Objective> Pull every "communications" line out of the data below.

The input>
◇ ◇ ◇ ◇

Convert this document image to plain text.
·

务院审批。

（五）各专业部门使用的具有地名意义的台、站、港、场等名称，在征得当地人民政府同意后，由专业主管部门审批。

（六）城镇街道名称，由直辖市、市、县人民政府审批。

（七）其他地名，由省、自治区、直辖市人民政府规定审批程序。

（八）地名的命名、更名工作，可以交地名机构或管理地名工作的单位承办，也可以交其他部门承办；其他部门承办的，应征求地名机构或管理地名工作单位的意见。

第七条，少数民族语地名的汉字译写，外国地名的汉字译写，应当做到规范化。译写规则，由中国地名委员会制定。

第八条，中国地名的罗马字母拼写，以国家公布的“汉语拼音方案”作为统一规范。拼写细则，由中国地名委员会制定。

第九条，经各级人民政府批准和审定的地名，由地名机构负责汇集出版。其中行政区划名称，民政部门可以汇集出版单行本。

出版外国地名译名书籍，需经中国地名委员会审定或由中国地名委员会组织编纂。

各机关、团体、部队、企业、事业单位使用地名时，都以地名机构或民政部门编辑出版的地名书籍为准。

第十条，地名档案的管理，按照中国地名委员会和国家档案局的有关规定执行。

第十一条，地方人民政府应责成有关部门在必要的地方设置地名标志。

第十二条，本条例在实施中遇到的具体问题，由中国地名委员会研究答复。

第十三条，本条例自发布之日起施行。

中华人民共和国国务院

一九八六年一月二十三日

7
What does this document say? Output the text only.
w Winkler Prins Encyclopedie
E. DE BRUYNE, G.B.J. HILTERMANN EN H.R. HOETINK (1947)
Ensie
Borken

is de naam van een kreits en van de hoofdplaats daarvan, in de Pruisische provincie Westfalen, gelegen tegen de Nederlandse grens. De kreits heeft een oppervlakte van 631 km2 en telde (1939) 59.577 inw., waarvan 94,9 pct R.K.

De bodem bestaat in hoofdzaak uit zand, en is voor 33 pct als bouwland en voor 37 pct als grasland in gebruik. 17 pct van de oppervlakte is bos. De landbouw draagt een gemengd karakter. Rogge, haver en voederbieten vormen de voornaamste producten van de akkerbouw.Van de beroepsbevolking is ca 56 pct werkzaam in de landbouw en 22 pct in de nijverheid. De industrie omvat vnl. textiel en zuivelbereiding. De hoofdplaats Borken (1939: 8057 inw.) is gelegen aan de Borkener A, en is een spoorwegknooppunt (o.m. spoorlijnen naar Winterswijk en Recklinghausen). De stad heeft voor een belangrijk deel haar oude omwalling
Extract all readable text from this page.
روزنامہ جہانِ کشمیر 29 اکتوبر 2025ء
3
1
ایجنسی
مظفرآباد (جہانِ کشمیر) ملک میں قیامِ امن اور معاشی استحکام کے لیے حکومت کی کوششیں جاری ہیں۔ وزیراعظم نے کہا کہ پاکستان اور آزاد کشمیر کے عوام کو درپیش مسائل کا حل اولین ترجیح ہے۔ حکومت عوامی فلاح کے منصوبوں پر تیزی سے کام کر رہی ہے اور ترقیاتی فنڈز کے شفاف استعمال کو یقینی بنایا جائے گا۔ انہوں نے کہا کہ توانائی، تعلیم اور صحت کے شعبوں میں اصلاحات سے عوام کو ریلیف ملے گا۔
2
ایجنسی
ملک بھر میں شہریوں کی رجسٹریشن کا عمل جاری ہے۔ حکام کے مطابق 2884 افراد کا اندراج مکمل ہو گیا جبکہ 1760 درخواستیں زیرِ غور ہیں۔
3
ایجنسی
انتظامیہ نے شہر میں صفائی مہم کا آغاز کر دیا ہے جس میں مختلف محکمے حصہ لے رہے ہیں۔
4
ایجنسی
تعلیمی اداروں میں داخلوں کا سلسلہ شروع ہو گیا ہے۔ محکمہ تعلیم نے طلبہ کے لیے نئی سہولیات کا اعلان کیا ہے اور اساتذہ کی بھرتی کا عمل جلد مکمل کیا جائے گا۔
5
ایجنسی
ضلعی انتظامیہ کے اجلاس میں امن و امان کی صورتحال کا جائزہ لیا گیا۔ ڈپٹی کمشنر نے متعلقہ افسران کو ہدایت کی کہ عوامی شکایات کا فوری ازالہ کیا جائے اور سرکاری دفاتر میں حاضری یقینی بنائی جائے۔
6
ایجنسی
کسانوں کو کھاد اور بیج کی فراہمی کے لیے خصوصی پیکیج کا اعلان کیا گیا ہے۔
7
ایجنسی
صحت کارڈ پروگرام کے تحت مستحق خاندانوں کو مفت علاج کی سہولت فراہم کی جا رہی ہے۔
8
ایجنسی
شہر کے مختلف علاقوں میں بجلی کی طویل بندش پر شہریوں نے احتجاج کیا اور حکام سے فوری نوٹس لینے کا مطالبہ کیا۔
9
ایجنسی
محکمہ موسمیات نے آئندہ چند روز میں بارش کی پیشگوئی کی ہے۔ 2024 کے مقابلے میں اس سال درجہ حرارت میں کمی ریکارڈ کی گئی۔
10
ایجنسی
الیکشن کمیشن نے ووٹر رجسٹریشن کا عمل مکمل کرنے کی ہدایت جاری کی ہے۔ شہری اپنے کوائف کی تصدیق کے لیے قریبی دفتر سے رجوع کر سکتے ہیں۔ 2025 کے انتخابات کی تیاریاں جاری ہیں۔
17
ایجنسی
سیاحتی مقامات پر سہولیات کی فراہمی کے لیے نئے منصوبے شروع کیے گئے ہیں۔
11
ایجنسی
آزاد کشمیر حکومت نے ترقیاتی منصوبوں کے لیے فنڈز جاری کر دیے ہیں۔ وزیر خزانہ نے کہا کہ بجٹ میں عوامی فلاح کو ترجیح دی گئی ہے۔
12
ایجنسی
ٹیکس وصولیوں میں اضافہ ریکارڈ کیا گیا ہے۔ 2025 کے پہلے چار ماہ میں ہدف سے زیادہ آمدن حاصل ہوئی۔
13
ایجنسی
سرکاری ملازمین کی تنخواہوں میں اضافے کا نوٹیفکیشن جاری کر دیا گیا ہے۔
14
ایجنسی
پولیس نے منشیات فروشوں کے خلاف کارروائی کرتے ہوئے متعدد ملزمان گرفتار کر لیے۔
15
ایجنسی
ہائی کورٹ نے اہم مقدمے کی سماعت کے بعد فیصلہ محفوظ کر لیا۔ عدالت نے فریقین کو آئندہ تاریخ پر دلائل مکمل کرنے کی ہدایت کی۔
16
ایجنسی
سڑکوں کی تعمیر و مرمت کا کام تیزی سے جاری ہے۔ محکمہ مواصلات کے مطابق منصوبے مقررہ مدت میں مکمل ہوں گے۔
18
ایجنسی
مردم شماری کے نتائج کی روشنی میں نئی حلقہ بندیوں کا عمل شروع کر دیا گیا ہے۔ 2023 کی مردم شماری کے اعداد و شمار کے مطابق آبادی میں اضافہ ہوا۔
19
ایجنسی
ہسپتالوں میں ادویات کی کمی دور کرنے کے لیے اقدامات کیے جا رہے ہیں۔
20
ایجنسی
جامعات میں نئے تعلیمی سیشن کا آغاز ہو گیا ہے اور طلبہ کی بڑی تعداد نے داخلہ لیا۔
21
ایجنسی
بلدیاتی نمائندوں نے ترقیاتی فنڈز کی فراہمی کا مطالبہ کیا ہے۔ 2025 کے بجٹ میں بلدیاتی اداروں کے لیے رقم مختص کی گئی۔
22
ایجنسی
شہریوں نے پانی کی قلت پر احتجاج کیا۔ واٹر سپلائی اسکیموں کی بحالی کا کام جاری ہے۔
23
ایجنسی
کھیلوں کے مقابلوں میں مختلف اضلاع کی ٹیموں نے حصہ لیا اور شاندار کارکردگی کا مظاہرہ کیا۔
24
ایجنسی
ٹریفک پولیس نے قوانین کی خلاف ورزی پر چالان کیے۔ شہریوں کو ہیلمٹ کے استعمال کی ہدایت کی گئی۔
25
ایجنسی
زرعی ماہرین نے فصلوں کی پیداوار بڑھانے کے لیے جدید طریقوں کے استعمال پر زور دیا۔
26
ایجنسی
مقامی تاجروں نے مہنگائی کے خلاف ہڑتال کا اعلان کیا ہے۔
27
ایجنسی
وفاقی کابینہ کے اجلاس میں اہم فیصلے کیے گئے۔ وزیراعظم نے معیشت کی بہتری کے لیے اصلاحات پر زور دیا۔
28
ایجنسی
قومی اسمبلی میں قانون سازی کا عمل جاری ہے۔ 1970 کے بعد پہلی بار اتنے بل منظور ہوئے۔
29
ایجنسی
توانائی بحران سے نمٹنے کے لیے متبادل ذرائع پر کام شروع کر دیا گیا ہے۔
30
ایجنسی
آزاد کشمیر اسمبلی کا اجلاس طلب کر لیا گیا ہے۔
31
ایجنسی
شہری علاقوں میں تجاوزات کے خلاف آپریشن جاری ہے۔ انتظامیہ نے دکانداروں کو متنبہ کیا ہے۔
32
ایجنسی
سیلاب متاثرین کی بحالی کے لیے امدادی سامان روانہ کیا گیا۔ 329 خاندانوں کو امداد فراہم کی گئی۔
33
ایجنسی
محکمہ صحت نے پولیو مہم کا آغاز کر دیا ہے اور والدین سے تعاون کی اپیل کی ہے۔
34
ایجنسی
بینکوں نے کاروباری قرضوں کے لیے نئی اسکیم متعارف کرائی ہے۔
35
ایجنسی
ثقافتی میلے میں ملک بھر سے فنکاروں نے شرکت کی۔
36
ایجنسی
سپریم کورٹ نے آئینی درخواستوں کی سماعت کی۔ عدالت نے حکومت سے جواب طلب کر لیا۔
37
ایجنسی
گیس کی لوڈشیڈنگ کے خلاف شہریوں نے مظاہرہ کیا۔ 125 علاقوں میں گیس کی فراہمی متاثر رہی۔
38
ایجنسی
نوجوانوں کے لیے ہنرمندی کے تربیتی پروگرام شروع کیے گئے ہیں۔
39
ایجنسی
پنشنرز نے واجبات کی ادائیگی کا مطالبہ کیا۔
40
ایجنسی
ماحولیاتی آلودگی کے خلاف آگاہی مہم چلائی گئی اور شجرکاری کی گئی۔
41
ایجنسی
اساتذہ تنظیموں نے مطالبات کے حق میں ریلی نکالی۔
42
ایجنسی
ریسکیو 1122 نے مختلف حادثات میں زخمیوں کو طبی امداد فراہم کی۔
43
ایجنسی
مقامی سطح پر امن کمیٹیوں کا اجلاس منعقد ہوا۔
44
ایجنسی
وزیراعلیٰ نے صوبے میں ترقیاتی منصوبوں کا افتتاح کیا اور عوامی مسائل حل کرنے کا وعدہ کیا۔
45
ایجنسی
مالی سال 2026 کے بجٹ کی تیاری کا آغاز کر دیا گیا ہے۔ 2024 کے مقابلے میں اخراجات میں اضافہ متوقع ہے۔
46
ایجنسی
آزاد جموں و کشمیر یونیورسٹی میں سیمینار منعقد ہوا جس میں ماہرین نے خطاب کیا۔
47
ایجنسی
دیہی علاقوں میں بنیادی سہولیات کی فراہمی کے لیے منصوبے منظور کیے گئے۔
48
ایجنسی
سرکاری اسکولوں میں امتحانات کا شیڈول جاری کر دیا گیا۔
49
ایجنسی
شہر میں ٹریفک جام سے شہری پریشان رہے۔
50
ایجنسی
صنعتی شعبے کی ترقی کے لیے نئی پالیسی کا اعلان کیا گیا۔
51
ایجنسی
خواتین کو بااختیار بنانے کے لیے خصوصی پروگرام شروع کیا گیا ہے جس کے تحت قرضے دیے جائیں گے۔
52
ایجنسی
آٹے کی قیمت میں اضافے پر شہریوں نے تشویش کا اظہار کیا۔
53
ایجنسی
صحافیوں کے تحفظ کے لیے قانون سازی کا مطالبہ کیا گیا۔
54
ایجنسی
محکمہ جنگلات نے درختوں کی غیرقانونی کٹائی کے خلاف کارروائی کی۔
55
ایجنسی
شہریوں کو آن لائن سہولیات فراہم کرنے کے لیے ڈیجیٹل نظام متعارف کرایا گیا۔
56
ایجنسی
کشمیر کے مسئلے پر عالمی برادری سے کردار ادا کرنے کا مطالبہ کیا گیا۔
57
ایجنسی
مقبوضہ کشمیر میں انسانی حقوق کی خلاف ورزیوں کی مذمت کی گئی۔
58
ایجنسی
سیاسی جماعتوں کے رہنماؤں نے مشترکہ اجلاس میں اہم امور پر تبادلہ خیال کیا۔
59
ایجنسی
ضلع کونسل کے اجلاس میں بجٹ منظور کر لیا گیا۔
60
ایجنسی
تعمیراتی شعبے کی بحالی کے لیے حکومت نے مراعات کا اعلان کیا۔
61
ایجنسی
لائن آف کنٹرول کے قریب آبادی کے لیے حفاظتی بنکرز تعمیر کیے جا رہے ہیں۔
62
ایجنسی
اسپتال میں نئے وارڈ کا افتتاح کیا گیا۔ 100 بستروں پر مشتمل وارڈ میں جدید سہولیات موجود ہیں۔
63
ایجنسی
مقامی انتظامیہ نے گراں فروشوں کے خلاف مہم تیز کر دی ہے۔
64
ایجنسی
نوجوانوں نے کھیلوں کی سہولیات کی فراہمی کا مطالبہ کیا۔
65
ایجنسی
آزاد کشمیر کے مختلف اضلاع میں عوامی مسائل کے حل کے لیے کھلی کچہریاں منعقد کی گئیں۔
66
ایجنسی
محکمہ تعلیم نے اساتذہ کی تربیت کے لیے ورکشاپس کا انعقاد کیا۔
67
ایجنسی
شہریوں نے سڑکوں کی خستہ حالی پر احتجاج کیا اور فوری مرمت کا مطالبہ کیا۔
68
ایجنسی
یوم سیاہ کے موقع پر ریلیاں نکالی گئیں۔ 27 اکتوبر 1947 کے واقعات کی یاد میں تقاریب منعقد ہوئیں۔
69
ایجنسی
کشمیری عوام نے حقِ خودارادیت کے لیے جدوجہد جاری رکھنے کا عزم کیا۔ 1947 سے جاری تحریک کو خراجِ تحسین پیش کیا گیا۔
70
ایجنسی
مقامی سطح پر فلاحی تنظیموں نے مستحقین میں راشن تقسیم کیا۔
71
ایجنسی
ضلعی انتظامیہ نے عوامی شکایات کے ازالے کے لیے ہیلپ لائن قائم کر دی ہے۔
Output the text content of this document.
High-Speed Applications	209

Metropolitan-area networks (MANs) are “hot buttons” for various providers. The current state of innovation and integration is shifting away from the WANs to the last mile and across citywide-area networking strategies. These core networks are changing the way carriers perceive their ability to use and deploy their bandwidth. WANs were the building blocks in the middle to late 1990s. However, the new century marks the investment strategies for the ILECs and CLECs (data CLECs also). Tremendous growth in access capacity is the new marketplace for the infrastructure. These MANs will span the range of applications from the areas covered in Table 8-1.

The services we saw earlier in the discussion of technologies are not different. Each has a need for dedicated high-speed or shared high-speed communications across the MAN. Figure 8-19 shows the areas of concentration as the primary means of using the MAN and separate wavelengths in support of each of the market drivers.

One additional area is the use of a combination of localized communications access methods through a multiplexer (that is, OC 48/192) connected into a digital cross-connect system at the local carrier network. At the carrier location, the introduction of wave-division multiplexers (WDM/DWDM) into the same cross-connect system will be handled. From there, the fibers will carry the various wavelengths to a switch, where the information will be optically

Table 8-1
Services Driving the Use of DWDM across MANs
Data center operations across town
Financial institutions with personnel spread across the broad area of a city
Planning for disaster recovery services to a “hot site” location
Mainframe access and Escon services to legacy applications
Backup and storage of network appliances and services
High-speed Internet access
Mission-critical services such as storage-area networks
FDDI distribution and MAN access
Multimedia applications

◇ ◇ ◇ ◇

Written solution>
The services we saw earlier in the discussion of technologies are not different. Each has a need for dedicated high-speed or shared high-speed communications across the MAN. Figure 8-19 shows the areas of concentration as the primary means of using the MAN and separate wavelengths in support of each of the market drivers.
One additional area is the use of a combination of localized communications access methods through a multiplexer (that is, OC 48/192) connected into a digital cross-connect system at the local carrier network. At the carrier location, the introduction of wave-division multiplexers (WDM/DWDM) into the same cross-connect system will be handled. From there, the fibers will carry the various wavelengths to a switch, where the information will be optically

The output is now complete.